Required task:
Return the records in full, exactly as given.

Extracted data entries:
____________
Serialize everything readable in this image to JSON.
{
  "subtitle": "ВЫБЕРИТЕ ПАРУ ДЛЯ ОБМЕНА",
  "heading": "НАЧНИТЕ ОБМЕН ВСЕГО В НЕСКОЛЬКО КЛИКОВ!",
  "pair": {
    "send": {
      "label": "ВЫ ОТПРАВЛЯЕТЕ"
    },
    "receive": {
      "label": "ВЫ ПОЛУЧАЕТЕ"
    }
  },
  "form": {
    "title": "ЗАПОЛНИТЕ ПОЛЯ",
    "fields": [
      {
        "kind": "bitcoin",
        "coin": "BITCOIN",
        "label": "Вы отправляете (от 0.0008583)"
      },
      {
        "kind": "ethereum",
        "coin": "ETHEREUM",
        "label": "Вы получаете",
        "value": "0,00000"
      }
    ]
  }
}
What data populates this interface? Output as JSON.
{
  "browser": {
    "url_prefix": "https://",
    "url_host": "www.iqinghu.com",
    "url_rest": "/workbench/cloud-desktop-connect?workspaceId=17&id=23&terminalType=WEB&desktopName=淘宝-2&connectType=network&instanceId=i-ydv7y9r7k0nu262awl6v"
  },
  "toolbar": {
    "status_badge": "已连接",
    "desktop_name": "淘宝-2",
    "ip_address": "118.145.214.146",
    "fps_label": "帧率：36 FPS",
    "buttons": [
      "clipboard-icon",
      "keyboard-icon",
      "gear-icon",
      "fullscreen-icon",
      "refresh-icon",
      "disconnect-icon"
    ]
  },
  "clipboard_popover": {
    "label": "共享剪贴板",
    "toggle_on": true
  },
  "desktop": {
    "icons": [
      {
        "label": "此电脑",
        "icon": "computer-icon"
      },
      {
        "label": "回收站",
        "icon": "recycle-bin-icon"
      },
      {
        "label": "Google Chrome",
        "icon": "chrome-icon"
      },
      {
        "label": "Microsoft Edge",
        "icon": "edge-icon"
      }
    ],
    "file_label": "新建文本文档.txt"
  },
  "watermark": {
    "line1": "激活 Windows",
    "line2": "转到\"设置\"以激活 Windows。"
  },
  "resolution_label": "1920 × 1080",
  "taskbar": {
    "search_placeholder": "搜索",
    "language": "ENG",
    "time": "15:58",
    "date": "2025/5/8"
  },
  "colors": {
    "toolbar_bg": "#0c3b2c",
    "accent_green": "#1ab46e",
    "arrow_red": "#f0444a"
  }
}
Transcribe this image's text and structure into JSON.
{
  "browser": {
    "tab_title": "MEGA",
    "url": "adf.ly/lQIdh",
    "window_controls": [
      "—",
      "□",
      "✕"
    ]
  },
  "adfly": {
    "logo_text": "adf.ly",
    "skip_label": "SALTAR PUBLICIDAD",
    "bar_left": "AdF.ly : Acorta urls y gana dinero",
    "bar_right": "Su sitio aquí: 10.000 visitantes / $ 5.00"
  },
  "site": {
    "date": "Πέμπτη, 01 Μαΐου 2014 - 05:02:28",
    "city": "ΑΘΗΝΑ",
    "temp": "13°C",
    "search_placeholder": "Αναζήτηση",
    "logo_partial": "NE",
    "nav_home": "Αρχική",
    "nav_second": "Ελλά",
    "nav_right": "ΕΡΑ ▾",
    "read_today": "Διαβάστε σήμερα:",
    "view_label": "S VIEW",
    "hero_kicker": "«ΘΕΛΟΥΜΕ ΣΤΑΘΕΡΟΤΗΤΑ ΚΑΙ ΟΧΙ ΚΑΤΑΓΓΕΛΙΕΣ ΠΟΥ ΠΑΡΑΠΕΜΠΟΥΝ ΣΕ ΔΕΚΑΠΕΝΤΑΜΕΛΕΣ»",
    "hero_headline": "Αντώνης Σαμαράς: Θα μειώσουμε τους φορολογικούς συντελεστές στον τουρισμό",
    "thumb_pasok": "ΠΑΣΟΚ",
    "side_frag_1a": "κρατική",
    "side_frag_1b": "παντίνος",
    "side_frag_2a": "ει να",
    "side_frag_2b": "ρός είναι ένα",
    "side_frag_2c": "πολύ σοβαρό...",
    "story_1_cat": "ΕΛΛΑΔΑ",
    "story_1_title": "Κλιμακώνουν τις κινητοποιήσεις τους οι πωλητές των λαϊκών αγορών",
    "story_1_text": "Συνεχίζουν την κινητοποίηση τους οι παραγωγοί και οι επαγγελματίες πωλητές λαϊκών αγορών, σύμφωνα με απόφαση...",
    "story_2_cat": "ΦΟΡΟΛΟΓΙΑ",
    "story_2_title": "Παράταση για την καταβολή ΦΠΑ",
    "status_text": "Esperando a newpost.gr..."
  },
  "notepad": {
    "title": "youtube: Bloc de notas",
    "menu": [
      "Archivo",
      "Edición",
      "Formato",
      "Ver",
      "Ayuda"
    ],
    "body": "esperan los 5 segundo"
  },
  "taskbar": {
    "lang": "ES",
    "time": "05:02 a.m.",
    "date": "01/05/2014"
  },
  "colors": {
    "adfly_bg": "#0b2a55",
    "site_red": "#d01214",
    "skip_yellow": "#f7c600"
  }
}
____________
Written answer:
Serialize everything readable in this image to JSON.
{
  "subtitle": "ВЫБЕРИТЕ ПАРУ ДЛЯ ОБМЕНА",
  "heading": "НАЧНИТЕ ОБМЕН ВСЕГО В НЕСКОЛЬКО КЛИКОВ!",
  "pair": {
    "send": {
      "label": "ВЫ ОТПРАВЛЯЕТЕ"
    },
    "receive": {
      "label": "ВЫ ПОЛУЧАЕТЕ"
    }
  },
  "form": {
    "title": "ЗАПОЛНИТЕ ПОЛЯ",
    "fields": [
      {
        "kind": "bitcoin",
        "coin": "BITCOIN",
        "label": "Вы отправляете (от 0.0008583)"
      },
      {
        "kind": "ethereum",
        "coin": "ETHEREUM",
        "label": "Вы получаете",
        "value": "0,00000"
      }
    ]
  }
}
What data populates this interface? Output as JSON.
{
  "browser": {
    "url_prefix": "https://",
    "url_host": "www.iqinghu.com",
    "url_rest": "/workbench/cloud-desktop-connect?workspaceId=17&id=23&terminalType=WEB&desktopName=淘宝-2&connectType=network&instanceId=i-ydv7y9r7k0nu262awl6v"
  },
  "toolbar": {
    "status_badge": "已连接",
    "desktop_name": "淘宝-2",
    "ip_address": "118.145.214.146",
    "fps_label": "帧率：36 FPS",
    "buttons": [
      "clipboard-icon",
      "keyboard-icon",
      "gear-icon",
      "fullscreen-icon",
      "refresh-icon",
      "disconnect-icon"
    ]
  },
  "clipboard_popover": {
    "label": "共享剪贴板",
    "toggle_on": true
  },
  "desktop": {
    "icons": [
      {
        "label": "此电脑",
        "icon": "computer-icon"
      },
      {
        "label": "回收站",
        "icon": "recycle-bin-icon"
      },
      {
        "label": "Google Chrome",
        "icon": "chrome-icon"
      },
      {
        "label": "Microsoft Edge",
        "icon": "edge-icon"
      }
    ],
    "file_label": "新建文本文档.txt"
  },
  "watermark": {
    "line1": "激活 Windows",
    "line2": "转到\"设置\"以激活 Windows。"
  },
  "resolution_label": "1920 × 1080",
  "taskbar": {
    "search_placeholder": "搜索",
    "language": "ENG",
    "time": "15:58",
    "date": "2025/5/8"
  },
  "colors": {
    "toolbar_bg": "#0c3b2c",
    "accent_green": "#1ab46e",
    "arrow_red": "#f0444a"
  }
}
Transcribe this image's text and structure into JSON.
{
  "browser": {
    "tab_title": "MEGA",
    "url": "adf.ly/lQIdh",
    "window_controls": [
      "—",
      "□",
      "✕"
    ]
  },
  "adfly": {
    "logo_text": "adf.ly",
    "skip_label": "SALTAR PUBLICIDAD",
    "bar_left": "AdF.ly : Acorta urls y gana dinero",
    "bar_right": "Su sitio aquí: 10.000 visitantes / $ 5.00"
  },
  "site": {
    "date": "Πέμπτη, 01 Μαΐου 2014 - 05:02:28",
    "city": "ΑΘΗΝΑ",
    "temp": "13°C",
    "search_placeholder": "Αναζήτηση",
    "logo_partial": "NE",
    "nav_home": "Αρχική",
    "nav_second": "Ελλά",
    "nav_right": "ΕΡΑ ▾",
    "read_today": "Διαβάστε σήμερα:",
    "view_label": "S VIEW",
    "hero_kicker": "«ΘΕΛΟΥΜΕ ΣΤΑΘΕΡΟΤΗΤΑ ΚΑΙ ΟΧΙ ΚΑΤΑΓΓΕΛΙΕΣ ΠΟΥ ΠΑΡΑΠΕΜΠΟΥΝ ΣΕ ΔΕΚΑΠΕΝΤΑΜΕΛΕΣ»",
    "hero_headline": "Αντώνης Σαμαράς: Θα μειώσουμε τους φορολογικούς συντελεστές στον τουρισμό",
    "thumb_pasok": "ΠΑΣΟΚ",
    "side_frag_1a": "κρατική",
    "side_frag_1b": "παντίνος",
    "side_frag_2a": "ει να",
    "side_frag_2b": "ρός είναι ένα",
    "side_frag_2c": "πολύ σοβαρό...",
    "story_1_cat": "ΕΛΛΑΔΑ",
    "story_1_title": "Κλιμακώνουν τις κινητοποιήσεις τους οι πωλητές των λαϊκών αγορών",
    "story_1_text": "Συνεχίζουν την κινητοποίηση τους οι παραγωγοί και οι επαγγελματίες πωλητές λαϊκών αγορών, σύμφωνα με απόφαση...",
    "story_2_cat": "ΦΟΡΟΛΟΓΙΑ",
    "story_2_title": "Παράταση για την καταβολή ΦΠΑ",
    "status_text": "Esperando a newpost.gr..."
  },
  "notepad": {
    "title": "youtube: Bloc de notas",
    "menu": [
      "Archivo",
      "Edición",
      "Formato",
      "Ver",
      "Ayuda"
    ],
    "body": "esperan los 5 segundo"
  },
  "taskbar": {
    "lang": "ES",
    "time": "05:02 a.m.",
    "date": "01/05/2014"
  },
  "colors": {
    "adfly_bg": "#0b2a55",
    "site_red": "#d01214",
    "skip_yellow": "#f7c600"
  }
}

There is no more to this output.